* [EXERCISE] Print every entry word for word, but omit the pictures.

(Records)
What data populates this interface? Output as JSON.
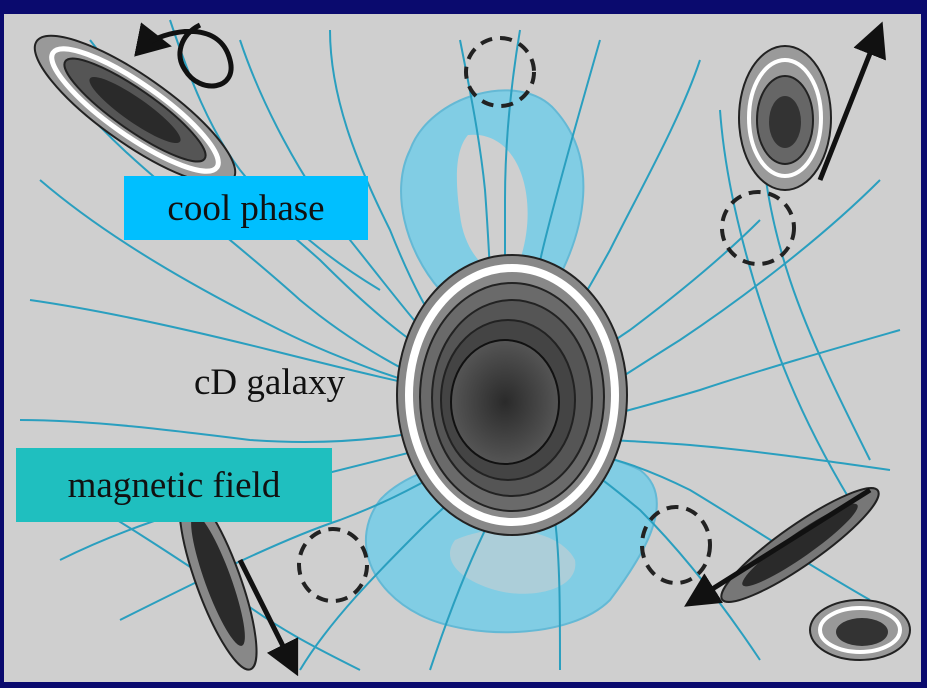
{
  "labels": {
    "cool_phase": "cool phase",
    "cd_galaxy": "cD galaxy",
    "magnetic_field": "magnetic field"
  },
  "colors": {
    "border": "#0a0a6e",
    "background": "#cfcfcf",
    "field_lines": "#2a9fbf",
    "cool_gas": "#7dcde6",
    "cool_phase_box": "#00bfff",
    "magnetic_field_box": "#1fbfbf",
    "galaxy_core": "#333333"
  },
  "icons": [
    "arrow-icon",
    "bubble-icon",
    "galaxy-icon"
  ]
}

* [SOLUTION FOR THIS PROBLEM]
What data populates this interface? Output as JSON.
{
  "labels": {
    "cool_phase": "cool phase",
    "cd_galaxy": "cD galaxy",
    "magnetic_field": "magnetic field"
  },
  "colors": {
    "border": "#0a0a6e",
    "background": "#cfcfcf",
    "field_lines": "#2a9fbf",
    "cool_gas": "#7dcde6",
    "cool_phase_box": "#00bfff",
    "magnetic_field_box": "#1fbfbf",
    "galaxy_core": "#333333"
  },
  "icons": [
    "arrow-icon",
    "bubble-icon",
    "galaxy-icon"
  ]
}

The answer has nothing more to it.